• [Lines of data]:
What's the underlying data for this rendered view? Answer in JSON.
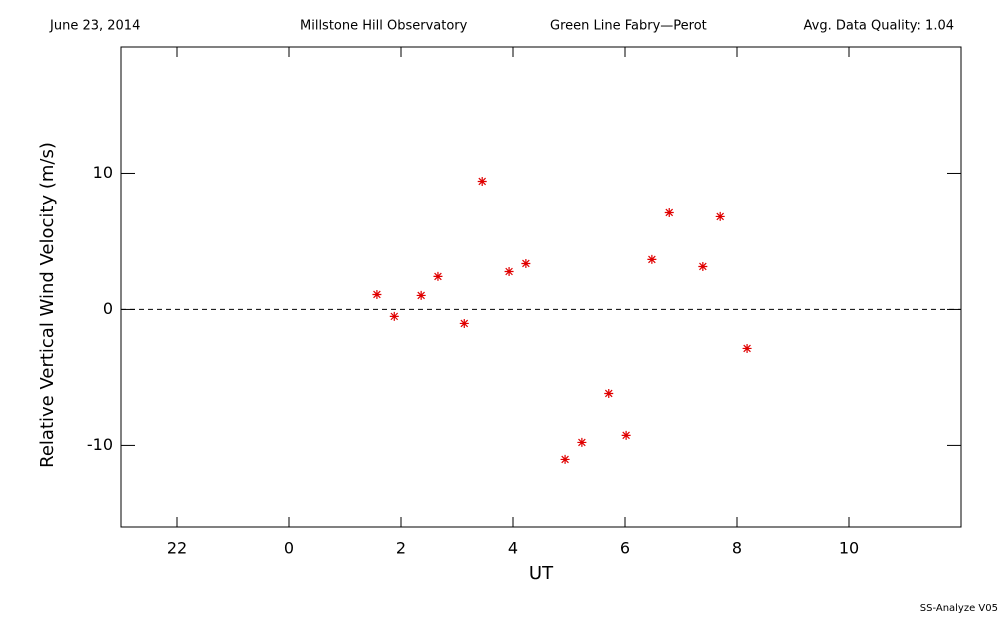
{
  "chart_data": {
    "type": "scatter",
    "header": [
      "June 23, 2014",
      "Millstone Hill Observatory",
      "Green Line Fabry—Perot",
      "Avg. Data Quality: 1.04"
    ],
    "footer": "SS-Analyze V05",
    "xlabel": "UT",
    "ylabel": "Relative Vertical Wind Velocity (m/s)",
    "xlim": [
      -3,
      12
    ],
    "ylim": [
      -16,
      19.3
    ],
    "xticks": [
      {
        "value": -2,
        "label": "22"
      },
      0,
      2,
      4,
      6,
      8,
      10
    ],
    "yticks": [
      -10,
      0,
      10
    ],
    "hline": 0,
    "color": "#e00000",
    "x": [
      1.57,
      1.88,
      2.36,
      2.66,
      3.13,
      3.45,
      3.93,
      4.23,
      4.93,
      5.23,
      5.71,
      6.02,
      6.48,
      6.79,
      7.39,
      7.7,
      8.18
    ],
    "values": [
      1.1,
      -0.51,
      1.03,
      2.43,
      -1.03,
      9.41,
      2.79,
      3.38,
      -11.03,
      -9.78,
      -6.18,
      -9.26,
      3.68,
      7.13,
      3.16,
      6.84,
      -2.87
    ]
  }
}
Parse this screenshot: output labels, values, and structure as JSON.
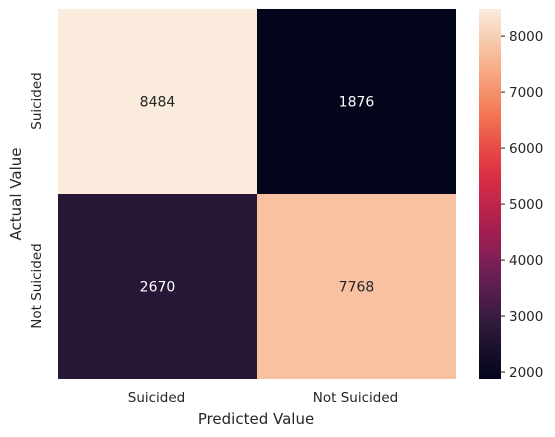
{
  "chart_data": {
    "type": "heatmap",
    "title": "",
    "xlabel": "Predicted Value",
    "ylabel": "Actual Value",
    "x_categories": [
      "Suicided",
      "Not Suicided"
    ],
    "y_categories": [
      "Suicided",
      "Not Suicided"
    ],
    "values": [
      [
        8484,
        1876
      ],
      [
        2670,
        7768
      ]
    ],
    "cell_labels": [
      [
        "8484",
        "1876"
      ],
      [
        "2670",
        "7768"
      ]
    ],
    "colorbar": {
      "min": 1876,
      "max": 8484,
      "ticks": [
        2000,
        3000,
        4000,
        5000,
        6000,
        7000,
        8000
      ],
      "tick_labels": [
        "2000",
        "3000",
        "4000",
        "5000",
        "6000",
        "7000",
        "8000"
      ]
    },
    "colormap": "rocket",
    "colors": {
      "stops": [
        "#03051a",
        "#2c1a3a",
        "#6e1f57",
        "#b01f4e",
        "#e13342",
        "#f37651",
        "#f6b48f",
        "#faebdd"
      ],
      "cell_text_dark_bg": "#ffffff",
      "cell_text_light_bg": "#262626"
    },
    "grid": false,
    "legend": "colorbar-right"
  }
}
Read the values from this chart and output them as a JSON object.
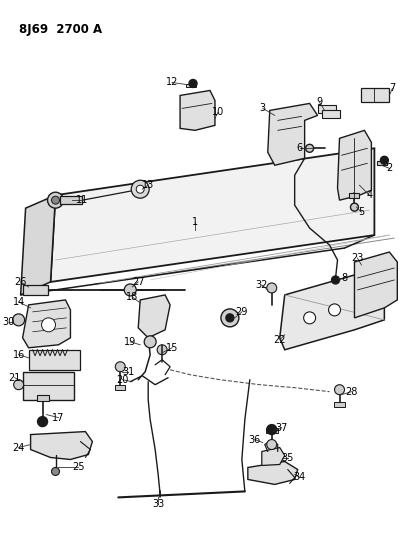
{
  "title": "8J69  2700 A",
  "bg": "#ffffff",
  "lc": "#1a1a1a",
  "fig_w": 4.01,
  "fig_h": 5.33,
  "dpi": 100
}
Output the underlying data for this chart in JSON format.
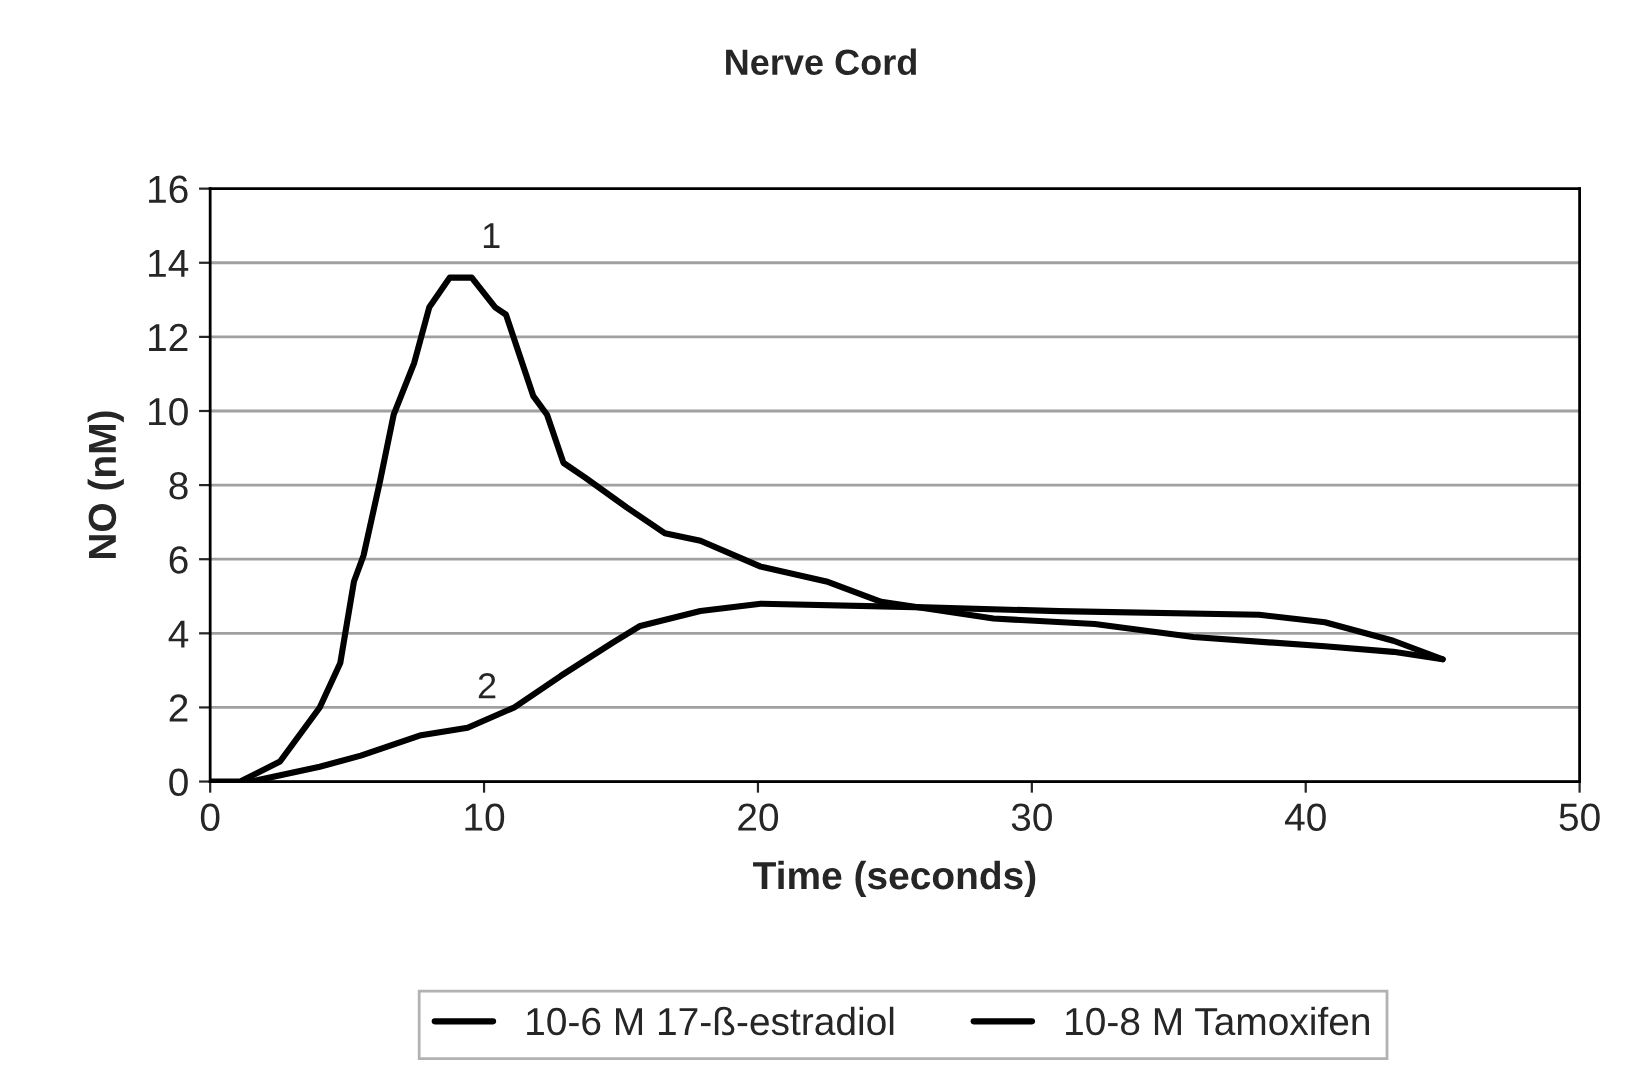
{
  "chart_data": {
    "type": "line",
    "title": "Nerve Cord",
    "xlabel": "Time (seconds)",
    "ylabel": "NO (nM)",
    "xlim": [
      0,
      50
    ],
    "xticks": [
      0,
      10,
      20,
      30,
      40,
      50
    ],
    "ylim": [
      0,
      16
    ],
    "yticks": [
      0,
      2,
      4,
      6,
      8,
      10,
      12,
      14,
      16
    ],
    "grid": "y",
    "legend": "bottom",
    "marker": "none",
    "line_style": "solid",
    "annotations": [
      "1",
      "2"
    ],
    "series": [
      {
        "name": "10-6 M 17-ß-estradiol",
        "color": "#000000",
        "x": [
          0,
          1.1,
          2.55,
          4.0,
          4.75,
          5.25,
          5.6,
          6.2,
          6.7,
          7.45,
          8.0,
          8.75,
          9.55,
          10.4,
          10.8,
          11.3,
          11.8,
          12.3,
          12.9,
          13.7,
          15.2,
          16.6,
          17.9,
          20.1,
          22.5,
          24.5,
          28.6,
          32.3,
          35.9,
          40.7,
          43.2,
          45.0
        ],
        "values": [
          0,
          0,
          0.54,
          2.0,
          3.2,
          5.4,
          6.1,
          8.1,
          9.9,
          11.3,
          12.8,
          13.6,
          13.6,
          12.8,
          12.6,
          11.5,
          10.4,
          9.9,
          8.6,
          8.2,
          7.4,
          6.7,
          6.5,
          5.8,
          5.4,
          4.85,
          4.4,
          4.25,
          3.9,
          3.65,
          3.5,
          3.3
        ]
      },
      {
        "name": "10-8 M Tamoxifen",
        "color": "#000000",
        "x": [
          1.5,
          4.0,
          5.5,
          7.7,
          9.4,
          11.1,
          12.8,
          14.7,
          15.7,
          17.9,
          20.1,
          26.1,
          31.0,
          38.3,
          40.7,
          43.2,
          45.0
        ],
        "values": [
          0,
          0.4,
          0.7,
          1.25,
          1.45,
          2.0,
          2.85,
          3.75,
          4.2,
          4.6,
          4.8,
          4.7,
          4.6,
          4.5,
          4.3,
          3.8,
          3.3
        ]
      }
    ]
  }
}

• [What the task asks]: Quote every line word for word and keep the images out of the copy.

• [Answer to the problem]:
What's the underlying data for this rendered view? Answer in JSON.
{
  "chart_data": {
    "type": "scatter",
    "header": [
      "June 23, 2014",
      "Millstone Hill Observatory",
      "Green Line Fabry—Perot",
      "Avg. Data Quality: 1.04"
    ],
    "footer": "SS-Analyze V05",
    "xlabel": "UT",
    "ylabel": "Relative Vertical Wind Velocity (m/s)",
    "xlim": [
      -3,
      12
    ],
    "ylim": [
      -16,
      19.3
    ],
    "xticks": [
      {
        "value": -2,
        "label": "22"
      },
      0,
      2,
      4,
      6,
      8,
      10
    ],
    "yticks": [
      -10,
      0,
      10
    ],
    "hline": 0,
    "color": "#e00000",
    "x": [
      1.57,
      1.88,
      2.36,
      2.66,
      3.13,
      3.45,
      3.93,
      4.23,
      4.93,
      5.23,
      5.71,
      6.02,
      6.48,
      6.79,
      7.39,
      7.7,
      8.18
    ],
    "values": [
      1.1,
      -0.51,
      1.03,
      2.43,
      -1.03,
      9.41,
      2.79,
      3.38,
      -11.03,
      -9.78,
      -6.18,
      -9.26,
      3.68,
      7.13,
      3.16,
      6.84,
      -2.87
    ]
  }
}
Parse this screenshot: output labels, values, and structure as JSON.
{
  "chart_data": {
    "type": "heatmap",
    "title": "",
    "xlabel": "Predicted Value",
    "ylabel": "Actual Value",
    "x_categories": [
      "Suicided",
      "Not Suicided"
    ],
    "y_categories": [
      "Suicided",
      "Not Suicided"
    ],
    "values": [
      [
        8484,
        1876
      ],
      [
        2670,
        7768
      ]
    ],
    "cell_labels": [
      [
        "8484",
        "1876"
      ],
      [
        "2670",
        "7768"
      ]
    ],
    "colorbar": {
      "min": 1876,
      "max": 8484,
      "ticks": [
        2000,
        3000,
        4000,
        5000,
        6000,
        7000,
        8000
      ],
      "tick_labels": [
        "2000",
        "3000",
        "4000",
        "5000",
        "6000",
        "7000",
        "8000"
      ]
    },
    "colormap": "rocket",
    "colors": {
      "stops": [
        "#03051a",
        "#2c1a3a",
        "#6e1f57",
        "#b01f4e",
        "#e13342",
        "#f37651",
        "#f6b48f",
        "#faebdd"
      ],
      "cell_text_dark_bg": "#ffffff",
      "cell_text_light_bg": "#262626"
    },
    "grid": false,
    "legend": "colorbar-right"
  }
}
Read the values from this chart and output them as a JSON object.
{
  "title": "8J69  2700 A",
  "bg": "#ffffff",
  "lc": "#1a1a1a",
  "fig_w": 4.01,
  "fig_h": 5.33,
  "dpi": 100
}
Output the underlying data for this chart in JSON format.
{
  "chart_data": {
    "type": "line",
    "title": "Nerve Cord",
    "xlabel": "Time (seconds)",
    "ylabel": "NO (nM)",
    "xlim": [
      0,
      50
    ],
    "xticks": [
      0,
      10,
      20,
      30,
      40,
      50
    ],
    "ylim": [
      0,
      16
    ],
    "yticks": [
      0,
      2,
      4,
      6,
      8,
      10,
      12,
      14,
      16
    ],
    "grid": "y",
    "legend": "bottom",
    "marker": "none",
    "line_style": "solid",
    "annotations": [
      "1",
      "2"
    ],
    "series": [
      {
        "name": "10-6 M 17-ß-estradiol",
        "color": "#000000",
        "x": [
          0,
          1.1,
          2.55,
          4.0,
          4.75,
          5.25,
          5.6,
          6.2,
          6.7,
          7.45,
          8.0,
          8.75,
          9.55,
          10.4,
          10.8,
          11.3,
          11.8,
          12.3,
          12.9,
          13.7,
          15.2,
          16.6,
          17.9,
          20.1,
          22.5,
          24.5,
          28.6,
          32.3,
          35.9,
          40.7,
          43.2,
          45.0
        ],
        "values": [
          0,
          0,
          0.54,
          2.0,
          3.2,
          5.4,
          6.1,
          8.1,
          9.9,
          11.3,
          12.8,
          13.6,
          13.6,
          12.8,
          12.6,
          11.5,
          10.4,
          9.9,
          8.6,
          8.2,
          7.4,
          6.7,
          6.5,
          5.8,
          5.4,
          4.85,
          4.4,
          4.25,
          3.9,
          3.65,
          3.5,
          3.3
        ]
      },
      {
        "name": "10-8 M Tamoxifen",
        "color": "#000000",
        "x": [
          1.5,
          4.0,
          5.5,
          7.7,
          9.4,
          11.1,
          12.8,
          14.7,
          15.7,
          17.9,
          20.1,
          26.1,
          31.0,
          38.3,
          40.7,
          43.2,
          45.0
        ],
        "values": [
          0,
          0.4,
          0.7,
          1.25,
          1.45,
          2.0,
          2.85,
          3.75,
          4.2,
          4.6,
          4.8,
          4.7,
          4.6,
          4.5,
          4.3,
          3.8,
          3.3
        ]
      }
    ]
  }
}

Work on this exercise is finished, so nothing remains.